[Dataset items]
** Start **

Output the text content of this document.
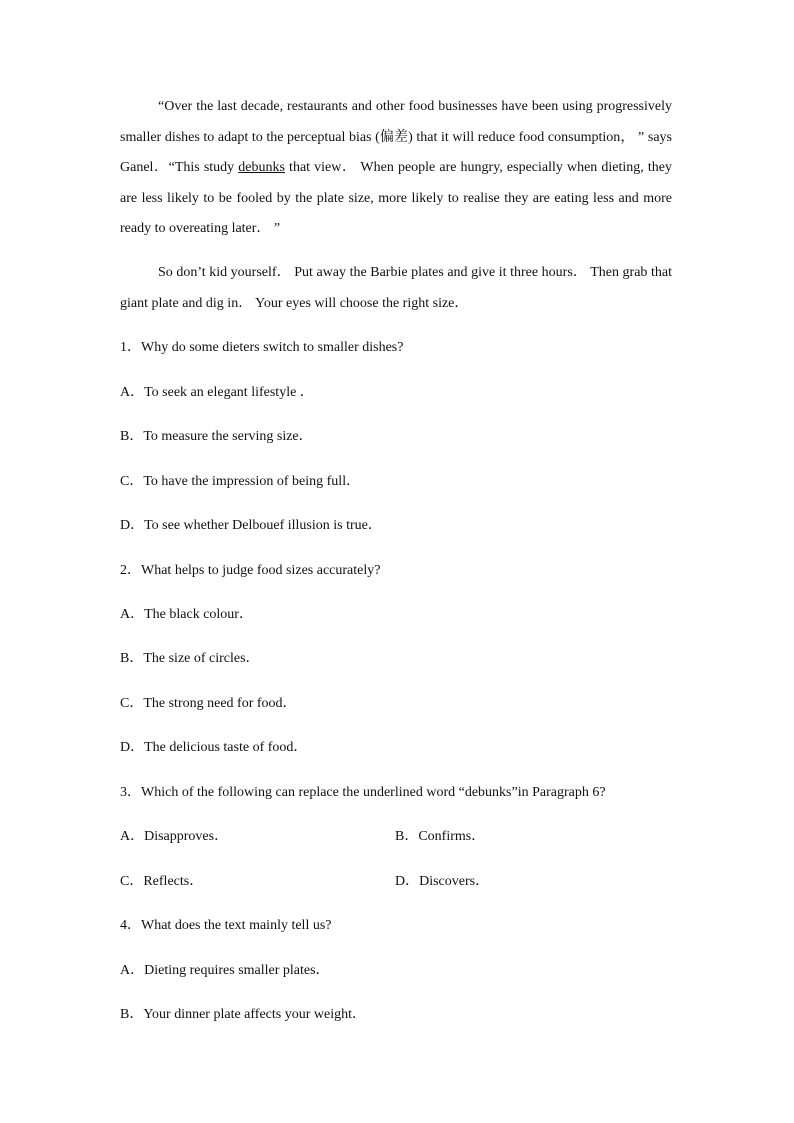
“Over the last decade, restaurants and other food businesses have been using progressively smaller dishes to adapt to the perceptual bias (偏差) that it will reduce food consumption， ” says Ganel．“This study debunks that view． When people are hungry, especially when dieting, they are less likely to be fooled by the plate size, more likely to realise they are eating less and more ready to overeating later． ”

So don’t kid yourself． Put away the Barbie plates and give it three hours． Then grab that giant plate and dig in． Your eyes will choose the right size．

1．Why do some dieters switch to smaller dishes?
A．To seek an elegant lifestyle ．
B．To measure the serving size．
C．To have the impression of being full．
D．To see whether Delbouef illusion is true．
2．What helps to judge food sizes accurately?
A．The black colour．
B．The size of circles．
C．The strong need for food．
D．The delicious taste of food．
3．Which of the following can replace the underlined word “debunks”in Paragraph 6?
A．Disapproves．	B．Confirms．
C．Reflects．	D．Discovers．
4．What does the text mainly tell us?
A．Dieting requires smaller plates．
B．Your dinner plate affects your weight．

** End **

Problem to work on
Print the whole listing above once more, word for word, without its pictures.

Output below
Output the text content of this document.
“Over the last decade, restaurants and other food businesses have been using progressively smaller dishes to adapt to the perceptual bias (偏差) that it will reduce food consumption， ” says Ganel．“This study debunks that view． When people are hungry, especially when dieting, they are less likely to be fooled by the plate size, more likely to realise they are eating less and more ready to overeating later． ”

So don’t kid yourself． Put away the Barbie plates and give it three hours． Then grab that giant plate and dig in． Your eyes will choose the right size．

1．Why do some dieters switch to smaller dishes?
A．To seek an elegant lifestyle ．
B．To measure the serving size．
C．To have the impression of being full．
D．To see whether Delbouef illusion is true．
2．What helps to judge food sizes accurately?
A．The black colour．
B．The size of circles．
C．The strong need for food．
D．The delicious taste of food．
3．Which of the following can replace the underlined word “debunks”in Paragraph 6?
A．Disapproves．	B．Confirms．
C．Reflects．	D．Discovers．
4．What does the text mainly tell us?
A．Dieting requires smaller plates．
B．Your dinner plate affects your weight．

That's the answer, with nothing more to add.